▸ Directive
Copy every line that contains the string "workshops" from the entries below.

▸ Stored records
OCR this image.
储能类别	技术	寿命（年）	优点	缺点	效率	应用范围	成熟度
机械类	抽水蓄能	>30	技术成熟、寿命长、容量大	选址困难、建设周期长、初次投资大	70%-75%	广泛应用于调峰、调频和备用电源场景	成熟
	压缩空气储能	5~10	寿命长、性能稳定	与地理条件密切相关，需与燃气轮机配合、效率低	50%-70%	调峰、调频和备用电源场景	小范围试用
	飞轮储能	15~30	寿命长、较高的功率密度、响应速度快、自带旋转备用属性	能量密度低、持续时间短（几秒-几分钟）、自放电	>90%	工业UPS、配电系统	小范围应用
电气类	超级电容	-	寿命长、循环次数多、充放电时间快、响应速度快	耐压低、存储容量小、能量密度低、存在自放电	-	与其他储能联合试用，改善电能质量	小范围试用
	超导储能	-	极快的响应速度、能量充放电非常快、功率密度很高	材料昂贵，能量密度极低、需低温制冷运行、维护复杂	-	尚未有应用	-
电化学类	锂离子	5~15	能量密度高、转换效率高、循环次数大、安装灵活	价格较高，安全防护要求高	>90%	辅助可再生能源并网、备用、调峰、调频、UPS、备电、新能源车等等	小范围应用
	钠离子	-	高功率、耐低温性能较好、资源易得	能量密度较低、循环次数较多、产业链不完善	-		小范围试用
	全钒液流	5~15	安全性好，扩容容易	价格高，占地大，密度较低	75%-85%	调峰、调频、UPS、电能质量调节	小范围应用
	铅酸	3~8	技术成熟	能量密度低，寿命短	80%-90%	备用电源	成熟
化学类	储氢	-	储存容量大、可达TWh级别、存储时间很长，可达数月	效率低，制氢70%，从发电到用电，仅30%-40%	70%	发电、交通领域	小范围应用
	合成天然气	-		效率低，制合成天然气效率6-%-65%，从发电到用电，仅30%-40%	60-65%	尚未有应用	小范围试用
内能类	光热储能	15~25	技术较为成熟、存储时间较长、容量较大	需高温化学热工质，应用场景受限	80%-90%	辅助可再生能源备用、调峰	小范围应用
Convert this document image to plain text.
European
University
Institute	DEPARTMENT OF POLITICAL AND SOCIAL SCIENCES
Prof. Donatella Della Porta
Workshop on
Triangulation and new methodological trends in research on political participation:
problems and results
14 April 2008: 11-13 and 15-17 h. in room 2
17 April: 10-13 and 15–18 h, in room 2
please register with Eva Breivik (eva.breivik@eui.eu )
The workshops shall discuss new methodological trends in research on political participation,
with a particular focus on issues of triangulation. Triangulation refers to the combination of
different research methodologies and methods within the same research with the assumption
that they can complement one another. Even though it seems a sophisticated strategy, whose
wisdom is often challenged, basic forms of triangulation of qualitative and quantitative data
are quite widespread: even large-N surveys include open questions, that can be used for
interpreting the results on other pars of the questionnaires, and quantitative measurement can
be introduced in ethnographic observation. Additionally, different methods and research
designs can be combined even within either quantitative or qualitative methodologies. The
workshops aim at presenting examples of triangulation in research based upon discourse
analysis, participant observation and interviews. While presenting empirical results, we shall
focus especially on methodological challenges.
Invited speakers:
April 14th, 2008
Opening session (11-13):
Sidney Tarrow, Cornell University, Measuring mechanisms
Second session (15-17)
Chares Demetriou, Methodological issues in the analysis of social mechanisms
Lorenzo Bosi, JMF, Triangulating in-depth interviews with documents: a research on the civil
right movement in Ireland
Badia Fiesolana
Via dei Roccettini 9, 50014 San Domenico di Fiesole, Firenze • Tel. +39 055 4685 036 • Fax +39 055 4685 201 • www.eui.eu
* * *
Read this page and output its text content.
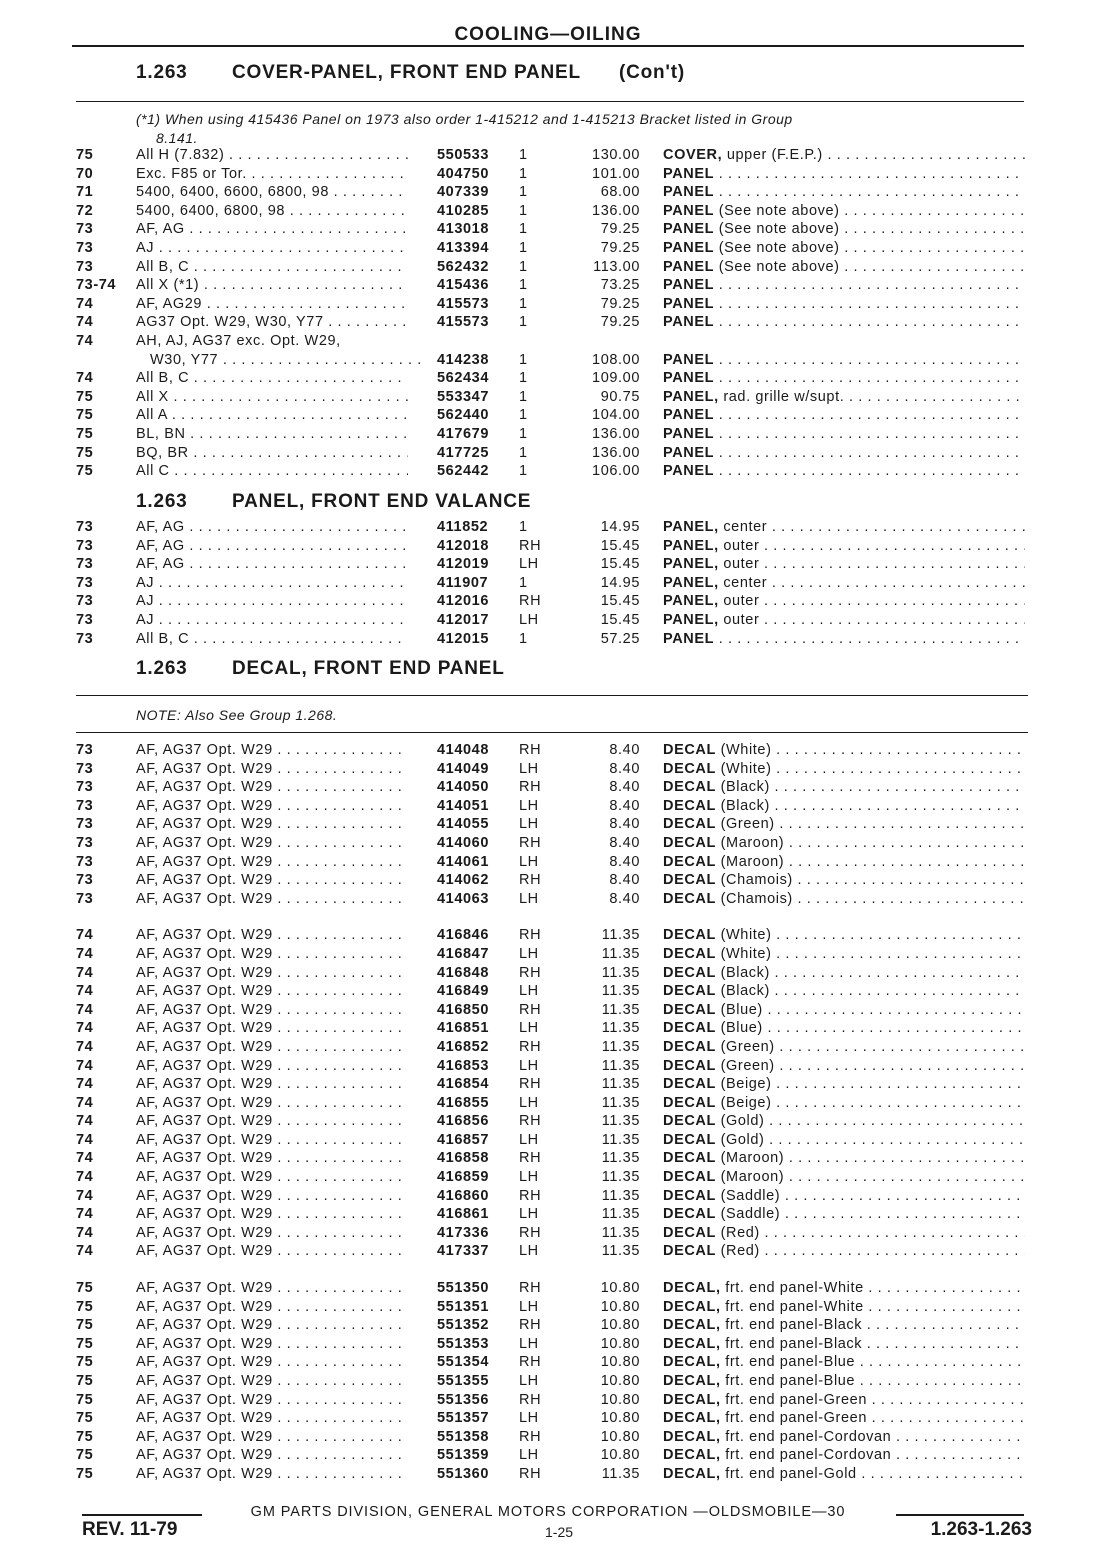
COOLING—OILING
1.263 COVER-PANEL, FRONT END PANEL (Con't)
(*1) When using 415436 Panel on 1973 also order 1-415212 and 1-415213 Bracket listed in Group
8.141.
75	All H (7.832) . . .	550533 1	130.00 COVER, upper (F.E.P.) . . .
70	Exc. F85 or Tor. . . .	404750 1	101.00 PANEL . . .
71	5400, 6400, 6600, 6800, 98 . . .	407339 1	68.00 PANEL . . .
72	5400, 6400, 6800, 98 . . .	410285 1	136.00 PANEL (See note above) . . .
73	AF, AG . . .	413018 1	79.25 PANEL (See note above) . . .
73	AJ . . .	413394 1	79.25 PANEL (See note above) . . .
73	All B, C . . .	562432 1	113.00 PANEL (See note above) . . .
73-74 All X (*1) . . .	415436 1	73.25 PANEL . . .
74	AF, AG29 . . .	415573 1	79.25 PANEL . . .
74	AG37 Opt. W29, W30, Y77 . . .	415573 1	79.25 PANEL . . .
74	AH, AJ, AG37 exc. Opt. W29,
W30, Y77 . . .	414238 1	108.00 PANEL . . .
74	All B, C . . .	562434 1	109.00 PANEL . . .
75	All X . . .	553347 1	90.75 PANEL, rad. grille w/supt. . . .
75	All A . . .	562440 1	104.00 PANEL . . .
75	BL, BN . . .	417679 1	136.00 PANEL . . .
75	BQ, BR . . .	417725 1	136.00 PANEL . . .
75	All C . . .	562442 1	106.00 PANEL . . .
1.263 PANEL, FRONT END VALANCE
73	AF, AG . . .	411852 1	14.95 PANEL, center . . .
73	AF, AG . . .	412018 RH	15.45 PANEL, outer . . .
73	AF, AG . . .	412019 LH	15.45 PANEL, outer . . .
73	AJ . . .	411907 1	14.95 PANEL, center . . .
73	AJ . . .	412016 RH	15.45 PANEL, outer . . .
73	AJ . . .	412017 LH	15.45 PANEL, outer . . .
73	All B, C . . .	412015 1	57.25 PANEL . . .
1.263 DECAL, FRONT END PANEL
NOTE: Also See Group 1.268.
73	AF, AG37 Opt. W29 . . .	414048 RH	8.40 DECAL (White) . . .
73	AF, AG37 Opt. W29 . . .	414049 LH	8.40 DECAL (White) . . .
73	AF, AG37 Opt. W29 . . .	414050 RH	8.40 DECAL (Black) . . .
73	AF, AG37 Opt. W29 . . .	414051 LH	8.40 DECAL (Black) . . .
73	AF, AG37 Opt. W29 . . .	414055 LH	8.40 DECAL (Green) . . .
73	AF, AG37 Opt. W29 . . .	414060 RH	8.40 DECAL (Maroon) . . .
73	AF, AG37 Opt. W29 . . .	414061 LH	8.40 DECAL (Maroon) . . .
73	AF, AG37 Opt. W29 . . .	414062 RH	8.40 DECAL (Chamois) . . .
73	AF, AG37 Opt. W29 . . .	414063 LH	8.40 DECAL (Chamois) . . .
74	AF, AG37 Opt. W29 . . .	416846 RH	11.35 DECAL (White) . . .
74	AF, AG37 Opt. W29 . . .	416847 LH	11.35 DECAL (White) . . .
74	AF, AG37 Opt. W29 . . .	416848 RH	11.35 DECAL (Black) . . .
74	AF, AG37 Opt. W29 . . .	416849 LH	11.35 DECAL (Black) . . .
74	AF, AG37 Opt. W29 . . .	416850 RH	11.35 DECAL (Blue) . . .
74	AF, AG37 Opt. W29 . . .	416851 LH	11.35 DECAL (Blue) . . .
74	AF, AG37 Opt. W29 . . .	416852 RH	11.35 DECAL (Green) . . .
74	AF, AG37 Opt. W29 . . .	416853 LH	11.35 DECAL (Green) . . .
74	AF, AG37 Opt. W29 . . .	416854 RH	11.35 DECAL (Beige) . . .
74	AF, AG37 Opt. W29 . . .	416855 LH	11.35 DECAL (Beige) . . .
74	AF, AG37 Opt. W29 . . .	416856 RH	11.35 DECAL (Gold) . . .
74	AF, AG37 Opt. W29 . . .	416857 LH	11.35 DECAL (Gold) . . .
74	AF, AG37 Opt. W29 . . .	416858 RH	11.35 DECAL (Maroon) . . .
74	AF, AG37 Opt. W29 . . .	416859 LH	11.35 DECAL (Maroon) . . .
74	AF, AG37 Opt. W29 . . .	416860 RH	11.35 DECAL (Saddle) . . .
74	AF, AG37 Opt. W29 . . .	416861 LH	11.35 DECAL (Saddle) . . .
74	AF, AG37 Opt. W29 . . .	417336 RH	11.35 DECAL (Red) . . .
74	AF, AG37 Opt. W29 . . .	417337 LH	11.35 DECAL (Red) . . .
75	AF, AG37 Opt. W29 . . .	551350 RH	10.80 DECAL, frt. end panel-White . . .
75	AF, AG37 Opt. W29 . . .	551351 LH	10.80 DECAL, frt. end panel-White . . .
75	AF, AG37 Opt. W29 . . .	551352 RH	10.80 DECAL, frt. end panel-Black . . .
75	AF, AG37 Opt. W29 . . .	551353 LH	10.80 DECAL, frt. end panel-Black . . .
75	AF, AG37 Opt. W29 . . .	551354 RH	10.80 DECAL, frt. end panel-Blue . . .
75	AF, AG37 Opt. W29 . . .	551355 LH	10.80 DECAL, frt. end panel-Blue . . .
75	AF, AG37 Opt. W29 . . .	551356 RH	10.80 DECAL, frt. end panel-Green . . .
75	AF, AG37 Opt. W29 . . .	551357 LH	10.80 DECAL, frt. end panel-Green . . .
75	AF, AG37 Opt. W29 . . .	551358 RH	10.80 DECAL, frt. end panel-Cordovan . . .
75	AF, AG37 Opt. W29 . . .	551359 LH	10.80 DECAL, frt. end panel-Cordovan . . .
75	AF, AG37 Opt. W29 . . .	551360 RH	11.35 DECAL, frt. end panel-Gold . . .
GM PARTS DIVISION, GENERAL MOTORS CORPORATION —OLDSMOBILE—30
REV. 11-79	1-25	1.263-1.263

▸ Worked answer
The workshops shall discuss new methodological trends in research on political participation,
workshops aim at presenting examples of triangulation in research based upon discourse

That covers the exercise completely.